-- Begin Dataset entries --

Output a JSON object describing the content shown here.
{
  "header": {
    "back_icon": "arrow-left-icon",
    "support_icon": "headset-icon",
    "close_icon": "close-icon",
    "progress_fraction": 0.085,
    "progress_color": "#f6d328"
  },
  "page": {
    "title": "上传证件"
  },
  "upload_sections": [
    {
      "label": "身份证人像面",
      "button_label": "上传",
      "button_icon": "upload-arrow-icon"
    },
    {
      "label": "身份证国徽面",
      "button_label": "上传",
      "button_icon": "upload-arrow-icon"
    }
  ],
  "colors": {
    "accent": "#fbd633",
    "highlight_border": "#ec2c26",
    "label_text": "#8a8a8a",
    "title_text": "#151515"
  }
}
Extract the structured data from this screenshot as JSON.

-- End Dataset entries --
-- Begin Dataset entries --

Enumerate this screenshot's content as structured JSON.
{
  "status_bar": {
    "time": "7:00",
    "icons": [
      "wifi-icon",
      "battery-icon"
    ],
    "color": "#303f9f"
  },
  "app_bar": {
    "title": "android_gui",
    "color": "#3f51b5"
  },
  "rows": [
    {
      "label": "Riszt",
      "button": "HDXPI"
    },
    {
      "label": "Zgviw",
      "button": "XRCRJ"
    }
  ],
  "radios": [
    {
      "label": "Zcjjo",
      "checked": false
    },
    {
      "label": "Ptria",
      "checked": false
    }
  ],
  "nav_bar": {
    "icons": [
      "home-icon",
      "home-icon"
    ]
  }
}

-- End Dataset entries --

__Task to complete__
This exercise asks for the lines from the line with "Output a JSON" to the line with "Extract the structured", both lines included, set down exactly and with nothing else.

__Finished exercise__
Output a JSON object describing the content shown here.
{
  "header": {
    "back_icon": "arrow-left-icon",
    "support_icon": "headset-icon",
    "close_icon": "close-icon",
    "progress_fraction": 0.085,
    "progress_color": "#f6d328"
  },
  "page": {
    "title": "上传证件"
  },
  "upload_sections": [
    {
      "label": "身份证人像面",
      "button_label": "上传",
      "button_icon": "upload-arrow-icon"
    },
    {
      "label": "身份证国徽面",
      "button_label": "上传",
      "button_icon": "upload-arrow-icon"
    }
  ],
  "colors": {
    "accent": "#fbd633",
    "highlight_border": "#ec2c26",
    "label_text": "#8a8a8a",
    "title_text": "#151515"
  }
}
Extract the structured data from this screenshot as JSON.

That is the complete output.